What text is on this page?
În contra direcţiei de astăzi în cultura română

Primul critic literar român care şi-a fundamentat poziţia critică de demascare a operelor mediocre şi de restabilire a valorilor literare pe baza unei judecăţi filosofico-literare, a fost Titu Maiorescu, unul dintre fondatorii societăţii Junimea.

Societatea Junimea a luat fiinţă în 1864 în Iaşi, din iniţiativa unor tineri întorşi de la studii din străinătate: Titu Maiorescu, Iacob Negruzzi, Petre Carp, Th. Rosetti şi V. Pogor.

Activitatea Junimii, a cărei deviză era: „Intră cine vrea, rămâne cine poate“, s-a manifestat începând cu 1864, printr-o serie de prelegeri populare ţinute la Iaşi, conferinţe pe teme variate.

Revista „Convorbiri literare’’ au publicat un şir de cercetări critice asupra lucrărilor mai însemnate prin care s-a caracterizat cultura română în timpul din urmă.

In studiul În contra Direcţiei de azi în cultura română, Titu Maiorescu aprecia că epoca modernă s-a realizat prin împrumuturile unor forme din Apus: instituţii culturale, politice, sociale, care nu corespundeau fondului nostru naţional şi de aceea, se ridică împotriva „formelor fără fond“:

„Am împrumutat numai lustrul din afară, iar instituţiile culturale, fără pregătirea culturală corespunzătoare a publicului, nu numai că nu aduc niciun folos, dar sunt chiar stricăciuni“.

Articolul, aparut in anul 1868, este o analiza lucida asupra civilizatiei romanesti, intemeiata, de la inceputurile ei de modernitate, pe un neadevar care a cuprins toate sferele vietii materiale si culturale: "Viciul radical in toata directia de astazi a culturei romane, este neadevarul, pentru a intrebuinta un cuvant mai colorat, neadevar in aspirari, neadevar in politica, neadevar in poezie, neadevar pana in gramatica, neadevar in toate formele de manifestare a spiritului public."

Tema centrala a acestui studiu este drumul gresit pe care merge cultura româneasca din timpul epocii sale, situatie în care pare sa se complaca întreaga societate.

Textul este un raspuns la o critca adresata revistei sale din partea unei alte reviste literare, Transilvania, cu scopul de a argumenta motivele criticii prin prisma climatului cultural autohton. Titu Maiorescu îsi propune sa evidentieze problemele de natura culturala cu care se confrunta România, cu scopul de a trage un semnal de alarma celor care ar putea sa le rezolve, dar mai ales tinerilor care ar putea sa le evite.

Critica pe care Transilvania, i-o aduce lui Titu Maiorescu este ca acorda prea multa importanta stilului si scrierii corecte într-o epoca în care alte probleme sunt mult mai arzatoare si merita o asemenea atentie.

# # # #

:: Exercise objective ::
Which lines include the word "sale"? Copy every one of them.

:: Final result ::
Tema centrala a acestui studiu este drumul gresit pe care merge cultura româneasca din timpul epocii sale, situatie în care pare sa se complaca întreaga societate.
Textul este un raspuns la o critca adresata revistei sale din partea unei alte reviste literare, Transilvania, cu scopul de a argumenta motivele criticii prin prisma climatului cultural autohton. Titu Maiorescu îsi propune sa evidentieze problemele de natura culturala cu care se confrunta România, cu scopul de a trage un semnal de alarma celor care ar putea sa le rezolve, dar mai ales tinerilor care ar putea sa le evite.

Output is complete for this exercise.